◆ **Required task**: Starting with the line that contains "Read out every word on this page.", write out each line through the end of the listing, unchanged. Output nothing else.

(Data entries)
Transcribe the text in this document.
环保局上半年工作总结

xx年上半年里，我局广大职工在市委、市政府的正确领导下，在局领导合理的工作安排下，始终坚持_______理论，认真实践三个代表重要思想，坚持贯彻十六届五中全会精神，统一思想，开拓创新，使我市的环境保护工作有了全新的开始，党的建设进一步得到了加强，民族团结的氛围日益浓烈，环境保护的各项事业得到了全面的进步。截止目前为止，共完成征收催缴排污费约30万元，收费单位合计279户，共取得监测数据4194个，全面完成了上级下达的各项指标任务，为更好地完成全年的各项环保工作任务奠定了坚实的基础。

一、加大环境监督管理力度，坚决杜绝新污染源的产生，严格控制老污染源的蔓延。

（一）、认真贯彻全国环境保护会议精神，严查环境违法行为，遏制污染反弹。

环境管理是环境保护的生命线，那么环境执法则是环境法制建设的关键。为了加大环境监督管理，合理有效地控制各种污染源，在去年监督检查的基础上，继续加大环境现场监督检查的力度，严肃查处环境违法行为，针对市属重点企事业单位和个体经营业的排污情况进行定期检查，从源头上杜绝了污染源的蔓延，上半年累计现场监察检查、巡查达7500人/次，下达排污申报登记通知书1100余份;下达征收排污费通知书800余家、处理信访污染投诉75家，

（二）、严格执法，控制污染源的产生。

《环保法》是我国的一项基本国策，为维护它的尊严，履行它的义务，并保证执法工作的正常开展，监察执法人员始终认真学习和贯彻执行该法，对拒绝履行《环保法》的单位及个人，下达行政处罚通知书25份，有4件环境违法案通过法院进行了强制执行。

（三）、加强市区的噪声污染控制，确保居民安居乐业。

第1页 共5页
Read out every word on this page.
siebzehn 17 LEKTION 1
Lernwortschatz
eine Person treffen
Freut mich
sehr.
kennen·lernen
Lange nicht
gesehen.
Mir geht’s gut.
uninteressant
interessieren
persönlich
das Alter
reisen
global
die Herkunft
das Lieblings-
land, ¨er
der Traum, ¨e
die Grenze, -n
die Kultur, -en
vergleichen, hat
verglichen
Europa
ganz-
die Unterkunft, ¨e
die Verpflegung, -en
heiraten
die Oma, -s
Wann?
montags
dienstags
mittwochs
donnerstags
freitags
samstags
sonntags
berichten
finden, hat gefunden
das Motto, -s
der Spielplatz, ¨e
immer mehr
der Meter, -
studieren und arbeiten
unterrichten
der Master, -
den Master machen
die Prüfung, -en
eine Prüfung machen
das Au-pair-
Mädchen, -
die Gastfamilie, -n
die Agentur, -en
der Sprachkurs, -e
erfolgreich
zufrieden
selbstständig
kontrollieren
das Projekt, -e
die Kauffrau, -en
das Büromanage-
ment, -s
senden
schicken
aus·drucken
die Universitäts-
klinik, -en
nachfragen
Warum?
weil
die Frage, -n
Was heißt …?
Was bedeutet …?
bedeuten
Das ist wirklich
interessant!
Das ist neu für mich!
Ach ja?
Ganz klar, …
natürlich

◆ **Written solution**:
Read out every word on this page.
siebzehn 17 LEKTION 1
Lernwortschatz
eine Person treffen
Freut mich
sehr.
kennen·lernen
Lange nicht
gesehen.
Mir geht’s gut.
uninteressant
interessieren
persönlich
das Alter
reisen
global
die Herkunft
das Lieblings-
land, ¨er
der Traum, ¨e
die Grenze, -n
die Kultur, -en
vergleichen, hat
verglichen
Europa
ganz-
die Unterkunft, ¨e
die Verpflegung, -en
heiraten
die Oma, -s
Wann?
montags
dienstags
mittwochs
donnerstags
freitags
samstags
sonntags
berichten
finden, hat gefunden
das Motto, -s
der Spielplatz, ¨e
immer mehr
der Meter, -
studieren und arbeiten
unterrichten
der Master, -
den Master machen
die Prüfung, -en
eine Prüfung machen
das Au-pair-
Mädchen, -
die Gastfamilie, -n
die Agentur, -en
der Sprachkurs, -e
erfolgreich
zufrieden
selbstständig
kontrollieren
das Projekt, -e
die Kauffrau, -en
das Büromanage-
ment, -s
senden
schicken
aus·drucken
die Universitäts-
klinik, -en
nachfragen
Warum?
weil
die Frage, -n
Was heißt …?
Was bedeutet …?
bedeuten
Das ist wirklich
interessant!
Das ist neu für mich!
Ach ja?
Ganz klar, …
natürlich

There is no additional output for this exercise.